▶ **OBJECTIVE**: Would you write out the listing verbatim and skip every picture in it?

▶ **GIVEN RECORDS**:
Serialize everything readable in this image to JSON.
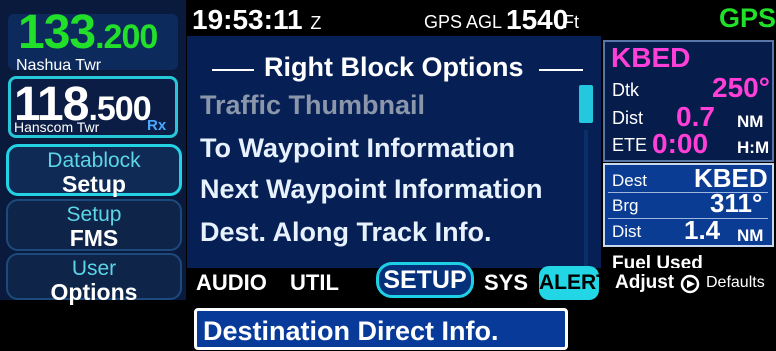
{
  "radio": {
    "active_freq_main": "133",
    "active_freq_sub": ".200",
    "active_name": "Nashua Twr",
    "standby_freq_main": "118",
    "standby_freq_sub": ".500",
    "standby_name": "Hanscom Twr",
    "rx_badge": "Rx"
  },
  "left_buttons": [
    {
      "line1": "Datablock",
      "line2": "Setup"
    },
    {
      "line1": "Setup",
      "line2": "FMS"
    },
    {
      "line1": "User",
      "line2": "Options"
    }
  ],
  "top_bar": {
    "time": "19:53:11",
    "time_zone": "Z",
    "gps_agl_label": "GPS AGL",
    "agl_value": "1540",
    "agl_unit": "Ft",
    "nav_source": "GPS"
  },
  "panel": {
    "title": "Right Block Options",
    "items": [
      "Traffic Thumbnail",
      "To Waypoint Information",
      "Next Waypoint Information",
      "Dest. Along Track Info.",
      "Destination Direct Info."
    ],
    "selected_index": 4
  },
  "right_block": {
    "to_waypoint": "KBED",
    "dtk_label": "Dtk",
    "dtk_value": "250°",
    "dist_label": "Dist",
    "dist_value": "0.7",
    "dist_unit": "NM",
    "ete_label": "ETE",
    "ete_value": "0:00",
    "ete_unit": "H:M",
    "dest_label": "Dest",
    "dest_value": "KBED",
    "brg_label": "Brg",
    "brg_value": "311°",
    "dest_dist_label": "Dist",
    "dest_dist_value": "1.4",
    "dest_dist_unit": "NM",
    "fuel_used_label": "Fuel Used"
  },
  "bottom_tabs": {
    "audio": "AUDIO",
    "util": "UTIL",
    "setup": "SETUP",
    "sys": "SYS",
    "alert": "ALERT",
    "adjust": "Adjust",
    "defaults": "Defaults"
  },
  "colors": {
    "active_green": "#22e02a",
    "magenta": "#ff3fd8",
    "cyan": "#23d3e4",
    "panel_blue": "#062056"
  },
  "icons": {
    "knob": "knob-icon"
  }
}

▶ **EXERCISE SOLUTION**:
Serialize everything readable in this image to JSON.
{
  "radio": {
    "active_freq_main": "133",
    "active_freq_sub": ".200",
    "active_name": "Nashua Twr",
    "standby_freq_main": "118",
    "standby_freq_sub": ".500",
    "standby_name": "Hanscom Twr",
    "rx_badge": "Rx"
  },
  "left_buttons": [
    {
      "line1": "Datablock",
      "line2": "Setup"
    },
    {
      "line1": "Setup",
      "line2": "FMS"
    },
    {
      "line1": "User",
      "line2": "Options"
    }
  ],
  "top_bar": {
    "time": "19:53:11",
    "time_zone": "Z",
    "gps_agl_label": "GPS AGL",
    "agl_value": "1540",
    "agl_unit": "Ft",
    "nav_source": "GPS"
  },
  "panel": {
    "title": "Right Block Options",
    "items": [
      "Traffic Thumbnail",
      "To Waypoint Information",
      "Next Waypoint Information",
      "Dest. Along Track Info.",
      "Destination Direct Info."
    ],
    "selected_index": 4
  },
  "right_block": {
    "to_waypoint": "KBED",
    "dtk_label": "Dtk",
    "dtk_value": "250°",
    "dist_label": "Dist",
    "dist_value": "0.7",
    "dist_unit": "NM",
    "ete_label": "ETE",
    "ete_value": "0:00",
    "ete_unit": "H:M",
    "dest_label": "Dest",
    "dest_value": "KBED",
    "brg_label": "Brg",
    "brg_value": "311°",
    "dest_dist_label": "Dist",
    "dest_dist_value": "1.4",
    "dest_dist_unit": "NM",
    "fuel_used_label": "Fuel Used"
  },
  "bottom_tabs": {
    "audio": "AUDIO",
    "util": "UTIL",
    "setup": "SETUP",
    "sys": "SYS",
    "alert": "ALERT",
    "adjust": "Adjust",
    "defaults": "Defaults"
  },
  "colors": {
    "active_green": "#22e02a",
    "magenta": "#ff3fd8",
    "cyan": "#23d3e4",
    "panel_blue": "#062056"
  },
  "icons": {
    "knob": "knob-icon"
  }
}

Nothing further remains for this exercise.